◆ Directions: Count lines holding the string "name" in the data that follows. Reply with one number only.

◆ Records for processing:
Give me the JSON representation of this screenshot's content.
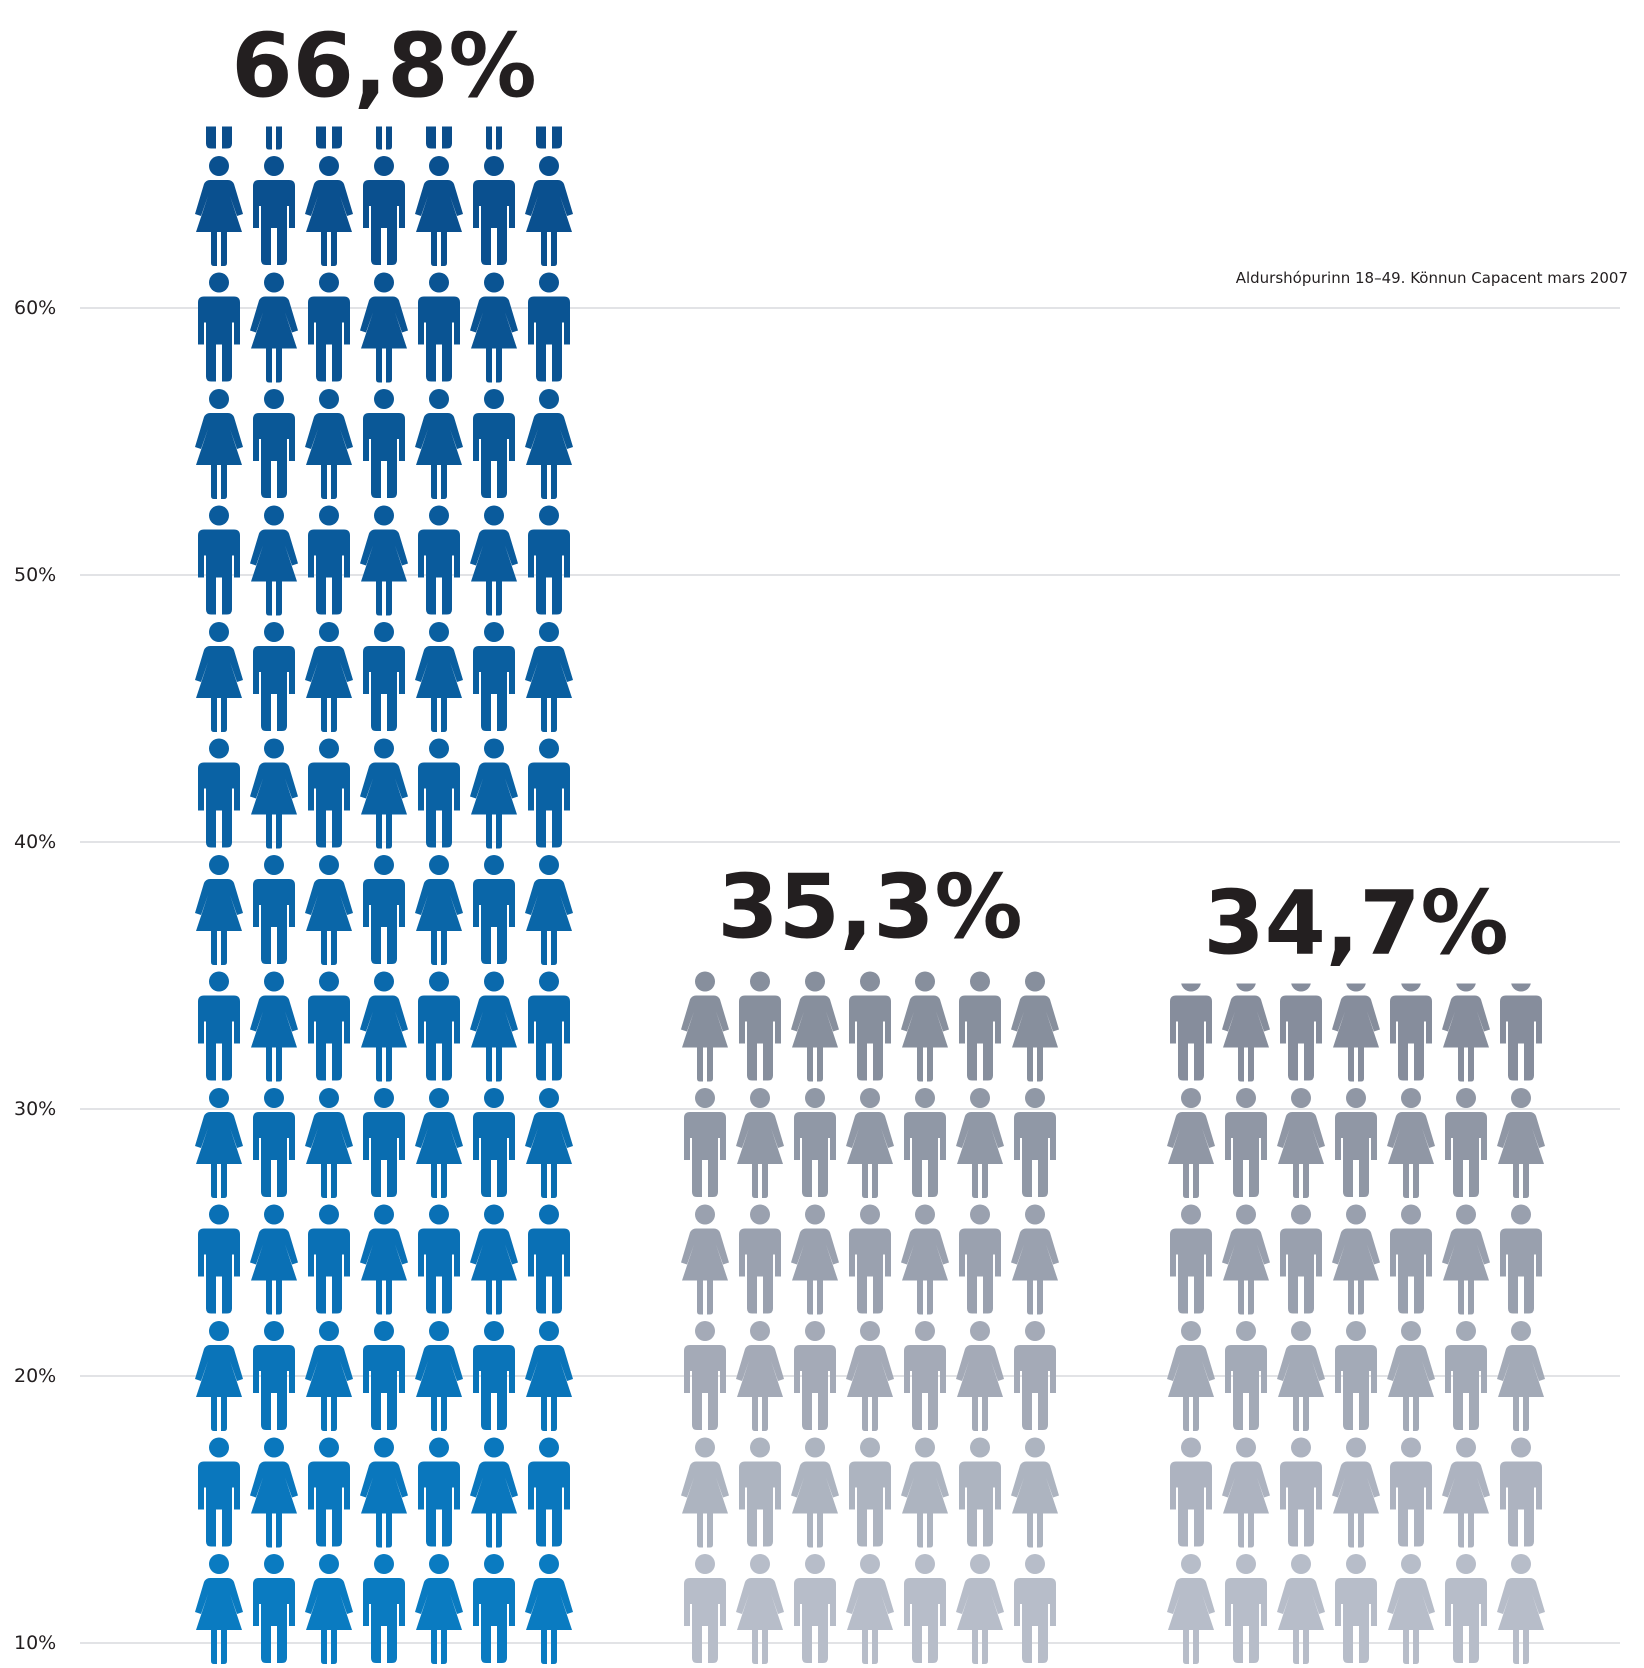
{
  "chart_data": {
    "type": "bar",
    "title": "",
    "xlabel": "",
    "ylabel": "",
    "categories": [
      "",
      "",
      ""
    ],
    "values": [
      66.8,
      35.3,
      34.7
    ],
    "value_labels": [
      "66,8%",
      "35,3%",
      "34,7%"
    ],
    "y_ticks": [
      "10%",
      "20%",
      "30%",
      "40%",
      "50%",
      "60%"
    ],
    "y_tick_values": [
      10,
      20,
      30,
      40,
      50,
      60
    ],
    "ylim": [
      10,
      70
    ],
    "grid": true,
    "marks": "pictogram-people",
    "source_note": "Aldurshópurinn 18–49. Könnun Capacent mars 2007",
    "colors": {
      "bar_1_bottom": "#0a7bc1",
      "bar_1_top": "#0a4c8a",
      "bar_2_bottom": "#b7bdc9",
      "bar_2_top": "#7d8594",
      "bar_3_bottom": "#b7bdc9",
      "bar_3_top": "#7d8594",
      "grid": "#d9dadd",
      "text": "#231f20"
    }
  }
}
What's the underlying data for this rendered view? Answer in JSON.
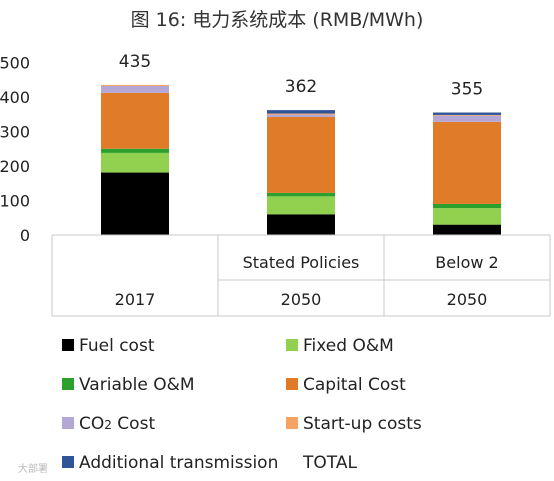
{
  "chart_data": {
    "type": "bar",
    "stacked": true,
    "title": "图 16: 电力系统成本 (RMB/MWh)",
    "categories": [
      {
        "scenario": "",
        "year": "2017"
      },
      {
        "scenario": "Stated Policies",
        "year": "2050"
      },
      {
        "scenario": "Below 2",
        "year": "2050"
      }
    ],
    "yticks": [
      0,
      100,
      200,
      300,
      400,
      500
    ],
    "ylim": [
      0,
      500
    ],
    "series": [
      {
        "name": "Fuel cost",
        "color": "#000000",
        "values": [
          181,
          60,
          30
        ]
      },
      {
        "name": "Fixed O&M",
        "color": "#92d050",
        "values": [
          57,
          52,
          48
        ]
      },
      {
        "name": "Variable O&M",
        "color": "#2ca02c",
        "values": [
          12,
          10,
          12
        ]
      },
      {
        "name": "Capital Cost",
        "color": "#e07b28",
        "values": [
          162,
          220,
          238
        ]
      },
      {
        "name": "CO2 Cost",
        "color": "#b4a7d6",
        "values": [
          20,
          7,
          18
        ]
      },
      {
        "name": "Start-up costs",
        "color": "#f4a460",
        "values": [
          3,
          3,
          2
        ]
      },
      {
        "name": "Additional transmission",
        "color": "#2f5597",
        "values": [
          0,
          10,
          7
        ]
      }
    ],
    "totals": [
      435,
      362,
      355
    ],
    "totals_label": "TOTAL",
    "legend_position": "bottom",
    "grid": false
  },
  "watermark": "大部署"
}
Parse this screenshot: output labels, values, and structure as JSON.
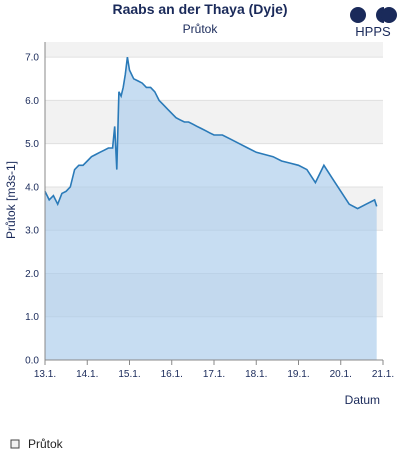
{
  "chart_data": {
    "type": "line",
    "title": "Raabs an der Thaya (Dyje)",
    "subtitle": "Průtok",
    "logo": "HPPS",
    "y_label": "Průtok [m3s-1]",
    "x_label": "Datum",
    "x": [
      13.0,
      13.1,
      13.2,
      13.3,
      13.4,
      13.5,
      13.6,
      13.7,
      13.8,
      13.9,
      14.0,
      14.1,
      14.2,
      14.3,
      14.4,
      14.5,
      14.6,
      14.65,
      14.7,
      14.75,
      14.8,
      14.85,
      14.9,
      14.95,
      15.0,
      15.1,
      15.2,
      15.3,
      15.4,
      15.5,
      15.6,
      15.7,
      15.8,
      15.9,
      16.0,
      16.1,
      16.2,
      16.3,
      16.4,
      16.5,
      16.6,
      16.7,
      16.8,
      16.9,
      17.0,
      17.2,
      17.4,
      17.6,
      17.8,
      18.0,
      18.2,
      18.4,
      18.6,
      18.8,
      19.0,
      19.2,
      19.4,
      19.6,
      19.8,
      20.0,
      20.2,
      20.4,
      20.6,
      20.8,
      20.85
    ],
    "series": [
      {
        "name": "Průtok",
        "color": "#2a7ab8",
        "fill": "#a9cbeb",
        "values": [
          3.9,
          3.7,
          3.8,
          3.6,
          3.85,
          3.9,
          4.0,
          4.4,
          4.5,
          4.5,
          4.6,
          4.7,
          4.75,
          4.8,
          4.85,
          4.9,
          4.9,
          5.4,
          4.4,
          6.2,
          6.1,
          6.3,
          6.6,
          7.0,
          6.7,
          6.5,
          6.45,
          6.4,
          6.3,
          6.3,
          6.2,
          6.0,
          5.9,
          5.8,
          5.7,
          5.6,
          5.55,
          5.5,
          5.5,
          5.45,
          5.4,
          5.35,
          5.3,
          5.25,
          5.2,
          5.2,
          5.1,
          5.0,
          4.9,
          4.8,
          4.75,
          4.7,
          4.6,
          4.55,
          4.5,
          4.4,
          4.1,
          4.5,
          4.2,
          3.9,
          3.6,
          3.5,
          3.6,
          3.7,
          3.55
        ]
      }
    ],
    "xlim": [
      13,
      21
    ],
    "xticks": [
      {
        "value": 13,
        "label": "13.1."
      },
      {
        "value": 14,
        "label": "14.1."
      },
      {
        "value": 15,
        "label": "15.1."
      },
      {
        "value": 16,
        "label": "16.1."
      },
      {
        "value": 17,
        "label": "17.1."
      },
      {
        "value": 18,
        "label": "18.1."
      },
      {
        "value": 19,
        "label": "19.1."
      },
      {
        "value": 20,
        "label": "20.1."
      },
      {
        "value": 21,
        "label": "21.1."
      }
    ],
    "ylim": [
      0,
      7.35
    ],
    "yticks": [
      {
        "value": 0,
        "label": "0.0"
      },
      {
        "value": 1,
        "label": "1.0"
      },
      {
        "value": 2,
        "label": "2.0"
      },
      {
        "value": 3,
        "label": "3.0"
      },
      {
        "value": 4,
        "label": "4.0"
      },
      {
        "value": 5,
        "label": "5.0"
      },
      {
        "value": 6,
        "label": "6.0"
      },
      {
        "value": 7,
        "label": "7.0"
      }
    ],
    "grid": true,
    "legend": "bottom-left"
  }
}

◆ Task output: 8